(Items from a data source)

+ + + + +

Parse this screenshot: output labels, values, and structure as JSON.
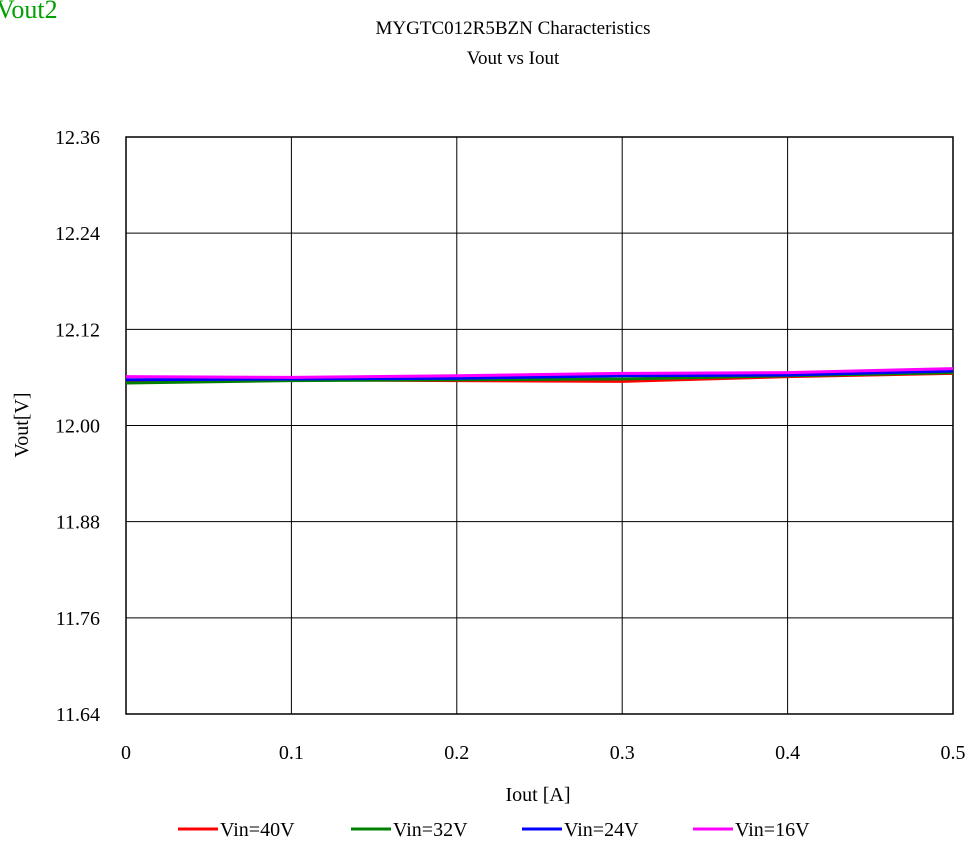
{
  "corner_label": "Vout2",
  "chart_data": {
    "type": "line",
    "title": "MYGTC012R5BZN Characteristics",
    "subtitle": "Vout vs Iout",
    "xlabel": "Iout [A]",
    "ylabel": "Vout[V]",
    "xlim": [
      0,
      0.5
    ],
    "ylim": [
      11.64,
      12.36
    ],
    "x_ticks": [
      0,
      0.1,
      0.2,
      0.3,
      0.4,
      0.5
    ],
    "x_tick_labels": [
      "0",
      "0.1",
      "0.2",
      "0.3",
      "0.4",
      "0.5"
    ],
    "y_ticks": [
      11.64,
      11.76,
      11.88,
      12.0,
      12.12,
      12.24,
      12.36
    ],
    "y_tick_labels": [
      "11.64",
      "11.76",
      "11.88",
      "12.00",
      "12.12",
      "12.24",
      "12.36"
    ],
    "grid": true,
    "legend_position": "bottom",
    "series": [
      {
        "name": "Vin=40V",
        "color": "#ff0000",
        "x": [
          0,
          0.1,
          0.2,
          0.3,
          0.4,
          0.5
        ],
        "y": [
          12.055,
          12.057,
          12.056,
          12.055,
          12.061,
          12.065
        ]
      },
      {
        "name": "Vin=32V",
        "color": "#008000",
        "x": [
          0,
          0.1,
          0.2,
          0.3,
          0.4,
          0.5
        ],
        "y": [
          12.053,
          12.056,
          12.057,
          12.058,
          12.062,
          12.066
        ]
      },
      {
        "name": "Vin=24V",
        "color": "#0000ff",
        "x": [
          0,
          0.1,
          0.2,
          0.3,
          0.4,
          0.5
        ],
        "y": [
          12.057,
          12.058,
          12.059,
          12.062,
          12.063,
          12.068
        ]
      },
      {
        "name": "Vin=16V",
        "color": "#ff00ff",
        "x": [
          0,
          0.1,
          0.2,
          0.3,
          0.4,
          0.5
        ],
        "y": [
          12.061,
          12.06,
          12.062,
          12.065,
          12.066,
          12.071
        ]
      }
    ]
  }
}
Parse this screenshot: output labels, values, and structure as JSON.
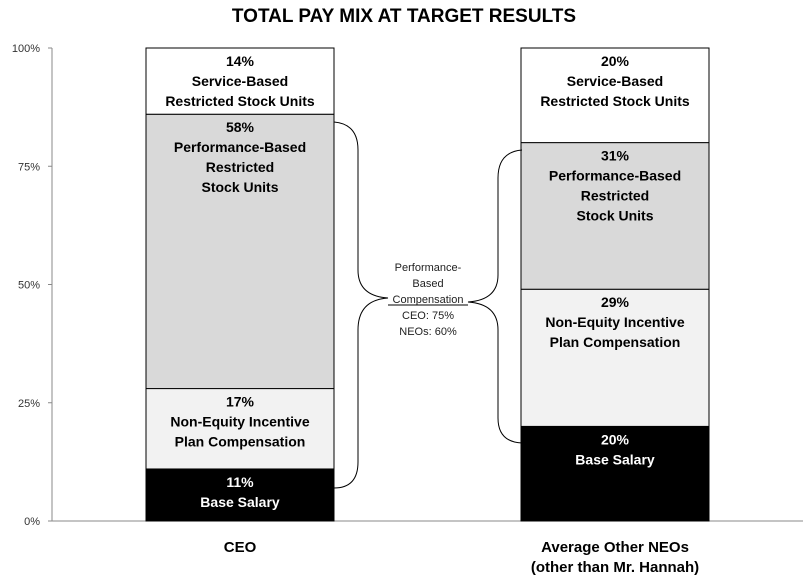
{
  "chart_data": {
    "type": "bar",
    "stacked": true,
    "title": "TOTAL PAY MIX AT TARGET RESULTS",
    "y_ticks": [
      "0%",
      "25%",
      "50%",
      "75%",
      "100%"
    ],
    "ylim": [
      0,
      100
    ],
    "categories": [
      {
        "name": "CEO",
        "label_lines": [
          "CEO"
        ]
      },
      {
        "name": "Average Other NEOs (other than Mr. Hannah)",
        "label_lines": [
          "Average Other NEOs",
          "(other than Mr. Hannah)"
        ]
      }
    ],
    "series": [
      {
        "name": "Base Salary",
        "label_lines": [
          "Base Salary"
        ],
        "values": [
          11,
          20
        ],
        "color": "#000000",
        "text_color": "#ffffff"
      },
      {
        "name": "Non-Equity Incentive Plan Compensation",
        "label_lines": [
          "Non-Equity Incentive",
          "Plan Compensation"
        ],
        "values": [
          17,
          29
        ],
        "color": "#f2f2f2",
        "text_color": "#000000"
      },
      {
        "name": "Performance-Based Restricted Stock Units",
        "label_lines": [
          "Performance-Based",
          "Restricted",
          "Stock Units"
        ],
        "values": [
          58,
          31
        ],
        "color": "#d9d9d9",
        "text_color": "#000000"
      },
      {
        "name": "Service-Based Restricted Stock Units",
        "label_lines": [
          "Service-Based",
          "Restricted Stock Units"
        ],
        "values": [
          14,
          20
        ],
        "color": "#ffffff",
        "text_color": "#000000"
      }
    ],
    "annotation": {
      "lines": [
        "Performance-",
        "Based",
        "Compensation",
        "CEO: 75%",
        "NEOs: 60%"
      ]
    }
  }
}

+ + + + +

Goal >> Copy every line above in which the string "Units" shows up.

Written solution >>
        "name": "Performance-Based Restricted Stock Units",
          "Stock Units"
        "name": "Service-Based Restricted Stock Units",
          "Restricted Stock Units"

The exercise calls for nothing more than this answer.